The account read as follows: "Mr. Baird has definitely and indisputably given a demonstration of real television. It is the first time in history that this has been done in any part of the world."
"This early testimony to practical television was the first to appear in print in the United States, I think," were the last words of the man who has now added another chapter to the history of television.
Postwar Plans of Manufacturers and Engineers
In talking to manufacturers of television equipment, one gathers that not color and stereoscopy but economy (in materials) and simplicity (in design) will be the keynotes of the postwar British television receiver.
"Premarketing tests show that an extensive market exists for an efficient and fairly cheap television receiver," a member of the British Radio Manufacturers' Association - the most powerful body in the radio industry - explained, adding that he did not expect color television sets to be put into mass production before their process of manufacture could be made as cheap and efficient as that of the black and white ones.
It is emphasized further by the manufacturers that they have spent large sums on improving pre-1939 models and laying plans for the manufacture of these by mass production methods at a reasonable price as soon as essential materials are released and the official 'go ahead' is given. These moneys they maintain, would have to be written off as a dead loss to the industry if overnight novel methods of transmission were to be introduced, instead of gradually over a number of years. This applies in their opinion, equally to the introduction of FM as well as to color and stereoscopy.
Wartime view of camouflaged broadcasting house, London, showing several antenna arrays and belt of concrete encircling ground floor as protection against bomb blasts.
The British radio engineers share the manufacturers' view that this country's peacetime television industry will be dominated more by economic than technical factors, but suggest that in addition to black and white broadcasting for domestic use, provision should be made for an alternative service of color television programs for cinemas.

■ INFORMATION SUPPLIED ■
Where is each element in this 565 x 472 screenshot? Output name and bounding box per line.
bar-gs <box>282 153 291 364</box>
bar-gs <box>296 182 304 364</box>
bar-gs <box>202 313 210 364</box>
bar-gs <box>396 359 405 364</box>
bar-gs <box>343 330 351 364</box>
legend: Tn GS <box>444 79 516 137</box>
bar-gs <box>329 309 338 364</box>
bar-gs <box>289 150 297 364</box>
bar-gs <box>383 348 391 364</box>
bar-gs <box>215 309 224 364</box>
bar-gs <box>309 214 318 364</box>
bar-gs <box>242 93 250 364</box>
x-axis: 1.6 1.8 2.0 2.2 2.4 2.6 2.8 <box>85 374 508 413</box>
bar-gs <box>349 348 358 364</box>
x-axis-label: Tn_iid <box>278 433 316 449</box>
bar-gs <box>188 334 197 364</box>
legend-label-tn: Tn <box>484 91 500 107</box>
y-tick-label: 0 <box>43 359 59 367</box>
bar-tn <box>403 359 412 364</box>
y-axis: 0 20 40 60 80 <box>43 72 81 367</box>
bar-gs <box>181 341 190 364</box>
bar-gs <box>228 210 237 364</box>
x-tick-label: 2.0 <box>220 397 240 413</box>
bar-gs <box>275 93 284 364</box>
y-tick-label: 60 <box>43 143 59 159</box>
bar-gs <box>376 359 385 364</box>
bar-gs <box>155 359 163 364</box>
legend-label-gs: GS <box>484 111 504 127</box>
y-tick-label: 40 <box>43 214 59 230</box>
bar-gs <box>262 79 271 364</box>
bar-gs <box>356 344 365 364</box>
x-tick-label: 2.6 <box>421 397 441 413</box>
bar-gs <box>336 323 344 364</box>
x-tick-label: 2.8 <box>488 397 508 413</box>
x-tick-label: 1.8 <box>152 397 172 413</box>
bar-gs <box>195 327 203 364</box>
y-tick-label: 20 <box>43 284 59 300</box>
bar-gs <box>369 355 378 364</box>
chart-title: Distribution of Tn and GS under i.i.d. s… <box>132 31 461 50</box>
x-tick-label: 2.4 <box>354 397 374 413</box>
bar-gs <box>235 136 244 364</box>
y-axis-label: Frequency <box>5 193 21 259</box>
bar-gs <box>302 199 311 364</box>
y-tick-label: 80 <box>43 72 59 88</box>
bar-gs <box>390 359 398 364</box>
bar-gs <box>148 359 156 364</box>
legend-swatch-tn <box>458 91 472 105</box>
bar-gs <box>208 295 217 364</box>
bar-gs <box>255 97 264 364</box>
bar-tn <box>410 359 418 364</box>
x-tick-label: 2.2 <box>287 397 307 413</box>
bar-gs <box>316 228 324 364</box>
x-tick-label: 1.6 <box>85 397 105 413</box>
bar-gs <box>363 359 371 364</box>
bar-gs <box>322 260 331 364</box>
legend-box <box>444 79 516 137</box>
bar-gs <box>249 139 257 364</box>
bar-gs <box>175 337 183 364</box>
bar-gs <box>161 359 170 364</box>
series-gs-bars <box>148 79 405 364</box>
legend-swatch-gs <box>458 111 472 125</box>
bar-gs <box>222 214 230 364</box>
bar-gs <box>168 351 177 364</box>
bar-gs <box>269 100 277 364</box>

■ WHAT IS ASKED ■
**1.** According to the text on postwar British television, what do manufacturers say will be the keynotes of the postwar British television receiver?
**2.** Repeat the portion of the text on postwar British television word for word, starting at "The British radio engineers" and ending at "programs for cinemas.".
The data is separate material, unrelated to the text on postwar British television.

■ RESPONSES PER TASK ■
**1.** Economy in materials and simplicity in design.

**2.**
The British radio engineers share the manufacturers' view that this country's peacetime television industry will be dominated more by economic than technical factors, but suggest that in addition to black and white broadcasting for domestic use, provision should be made for an alternative service of color television programs for cinemas.